| SOURCE EXTRACT |
↓↓↓

First, take a look at the /etc/raddb/clients file. This file lists the hosts authorized to hit the FreeRADIUS server with requests and the secret key those hosts will use in their requests. Some common entries are already included in the /etc/raddb/clients file, so you may wish to simply uncomment the appropriate lines. Make sure the secret key that is listed in the clients file is the same as that programmed into your RADIUS client equipment. Also, add the IP address of a desktop console machine with which you can test your setup using a RADIUS ping utility. A sample clients file looks like this:

# Client Name           Key
#----------------       ----------
#portmaster1.isp.com    testing123
#portmaster2.isp.com    testing123
#proxyradius.isp2.com   TheirKey 
localhost               testing123
192.168.1.100           testing123
tc-clt.hasselltech.net  oreilly

TIP: It's recommended by the FreeRADIUS developers that users move from the clients file to the clients.conf file. The clients.conf file wis not addressed in this chapter, but for the sake of simplicity and startup testing, I will continue using the plain clients file in this introduction.

While it may seem obvious, change the shared secrets from the defaults in the file or the samples listed previously. Failing to do so presents a significant security risk to your implementation and network.

↑↑↑

| CHALLENGE A |
Set down the part of the FreeRADIUS excerpt starting at "# Client Name" and ending at "in this introduction.", word for word.
The FreeRADIUS excerpt and the rows have no connection to each other.

[Data records]

↓↓↓

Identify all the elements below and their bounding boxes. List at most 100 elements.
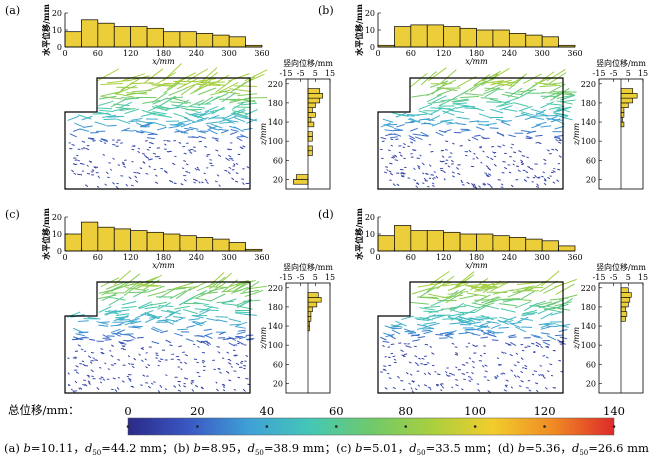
- displacement-vector: [468, 149, 472, 153]
- displacement-vector: [526, 130, 535, 135]
- displacement-vector: [208, 129, 218, 135]
- displacement-vector: [191, 388, 194, 392]
- displacement-vector: [421, 134, 429, 137]
- displacement-vector: [104, 183, 108, 186]
- displacement-vector: [121, 300, 137, 306]
- histogram-bar: [195, 33, 214, 48]
- histogram-y-axis-label: 水平位移/mm: [41, 4, 51, 57]
- displacement-vector: [442, 110, 455, 116]
- displacement-vector: [203, 328, 213, 331]
- displacement-vector: [435, 131, 444, 136]
- caption-b-value: =5.36，: [525, 441, 572, 455]
- displacement-vector: [451, 386, 454, 389]
- displacement-vector: [468, 380, 472, 382]
- displacement-vector: [130, 118, 143, 121]
- displacement-vector: [441, 155, 445, 158]
- displacement-vector: [440, 69, 457, 84]
- displacement-vector: [110, 328, 121, 333]
- displacement-vector: [110, 354, 114, 358]
- displacement-vector: [155, 174, 158, 177]
- profile-bar: [620, 121, 625, 128]
- displacement-vector: [233, 85, 258, 87]
- displacement-vector: [448, 288, 466, 300]
- displacement-vector: [461, 129, 471, 132]
- histogram-bar: [394, 26, 412, 48]
- displacement-vector: [228, 342, 235, 347]
- displacement-vector: [145, 366, 148, 369]
- displacement-vector: [535, 121, 547, 126]
- displacement-vector: [429, 315, 443, 317]
- displacement-vector: [149, 83, 174, 86]
- displacement-vector: [499, 105, 513, 111]
- displacement-vector: [513, 160, 516, 162]
- histogram-bar: [212, 34, 230, 48]
- profile-x-tick-label: -15: [280, 273, 293, 282]
- displacement-vector: [480, 97, 499, 100]
- displacement-vector: [219, 371, 222, 374]
- displacement-vector: [208, 114, 220, 120]
- displacement-vector: [477, 286, 498, 292]
- displacement-vector: [194, 308, 210, 311]
- displacement-vector: [229, 98, 250, 102]
- colorbar-tick: [612, 425, 616, 428]
- displacement-vector: [245, 377, 249, 380]
- displacement-vector: [166, 287, 186, 291]
- profile-bar: [620, 316, 626, 322]
- displacement-vector: [514, 301, 531, 309]
- displacement-vector: [483, 182, 487, 186]
- displacement-vector: [508, 171, 512, 174]
- displacement-vector: [520, 357, 524, 360]
- displacement-vector: [234, 325, 246, 329]
- displacement-vector: [138, 303, 153, 310]
- displacement-vector: [545, 387, 548, 390]
- displacement-vector: [75, 333, 86, 337]
- displacement-vector: [526, 156, 529, 159]
- displacement-vector: [191, 290, 207, 299]
- profile-x-tick-label: -5: [297, 69, 305, 78]
- displacement-vector: [555, 283, 575, 295]
- displacement-vector: [188, 318, 200, 321]
- displacement-vector: [96, 185, 100, 188]
- displacement-vector: [218, 367, 221, 370]
- histogram-bar: [410, 230, 428, 252]
- displacement-vector: [117, 359, 121, 361]
- histogram-x-tick-label: 240: [189, 49, 204, 58]
- caption-d-value: =38.9 mm；: [264, 441, 336, 455]
- displacement-vector: [188, 149, 191, 152]
- displacement-vector: [431, 314, 446, 320]
- profile-bar: [307, 297, 322, 303]
- displacement-vector: [113, 332, 121, 337]
- displacement-vector: [215, 79, 233, 93]
- displacement-vector: [180, 107, 198, 112]
- displacement-vector: [396, 183, 400, 186]
- displacement-vector: [178, 297, 194, 306]
- displacement-vector: [184, 361, 187, 365]
- histogram-x-tick-label: 240: [189, 253, 204, 262]
- displacement-vector: [136, 336, 144, 339]
- displacement-vector: [428, 322, 440, 327]
- displacement-vector: [128, 176, 132, 180]
- displacement-vector: [100, 381, 102, 384]
- caption-d-subscript: 50: [417, 449, 426, 457]
- displacement-vector: [540, 326, 551, 330]
- profile-bar: [620, 292, 632, 298]
- displacement-vector: [172, 97, 192, 104]
- displacement-vector: [186, 324, 196, 328]
- displacement-vector: [547, 370, 550, 373]
- displacement-vector: [177, 389, 182, 392]
- displacement-vector: [92, 112, 108, 115]
- displacement-vector: [204, 334, 213, 339]
- displacement-vector: [200, 111, 215, 117]
- displacement-vector: [198, 181, 201, 184]
- displacement-vector: [471, 183, 474, 186]
- displacement-vector: [121, 127, 130, 132]
- displacement-vector: [178, 141, 182, 144]
- histogram-bar: [426, 24, 445, 48]
- displacement-vector: [147, 313, 161, 319]
- profile-y-tick-label: 100: [268, 137, 283, 146]
- displacement-vector: [215, 316, 229, 318]
- displacement-vector: [191, 119, 204, 124]
- displacement-vector: [541, 175, 544, 178]
- displacement-vector: [196, 371, 200, 374]
- displacement-vector: [414, 388, 418, 391]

↑↑↑

| CHALLENGE B |
Extract the rows starting at the line that contains "- displacement-vector: [468, 149, 472, 153]" and ending at the line that contains "- histogram-bar: [394, 26, 412, 48]", both lines included, reproducing each one unchanged.

| EXERCISE OUTPUT A |
# Client Name           Key
#----------------       ----------
#portmaster1.isp.com    testing123
#portmaster2.isp.com    testing123
#proxyradius.isp2.com   TheirKey 
localhost               testing123
192.168.1.100           testing123
tc-clt.hasselltech.net  oreilly

TIP: It's recommended by the FreeRADIUS developers that users move from the clients file to the clients.conf file. The clients.conf file wis not addressed in this chapter, but for the sake of simplicity and startup testing, I will continue using the plain clients file in this introduction.

| EXERCISE OUTPUT B |
- displacement-vector: [468, 149, 472, 153]
- displacement-vector: [526, 130, 535, 135]
- displacement-vector: [208, 129, 218, 135]
- displacement-vector: [191, 388, 194, 392]
- displacement-vector: [421, 134, 429, 137]
- displacement-vector: [104, 183, 108, 186]
- displacement-vector: [121, 300, 137, 306]
- histogram-bar: [195, 33, 214, 48]
- histogram-y-axis-label: 水平位移/mm: [41, 4, 51, 57]
- displacement-vector: [442, 110, 455, 116]
- displacement-vector: [203, 328, 213, 331]
- displacement-vector: [435, 131, 444, 136]
- caption-b-value: =5.36，: [525, 441, 572, 455]
- displacement-vector: [451, 386, 454, 389]
- displacement-vector: [468, 380, 472, 382]
- displacement-vector: [130, 118, 143, 121]
- displacement-vector: [441, 155, 445, 158]
- displacement-vector: [440, 69, 457, 84]
- displacement-vector: [110, 328, 121, 333]
- displacement-vector: [110, 354, 114, 358]
- displacement-vector: [155, 174, 158, 177]
- profile-bar: [620, 121, 625, 128]
- displacement-vector: [233, 85, 258, 87]
- displacement-vector: [448, 288, 466, 300]
- displacement-vector: [461, 129, 471, 132]
- histogram-bar: [394, 26, 412, 48]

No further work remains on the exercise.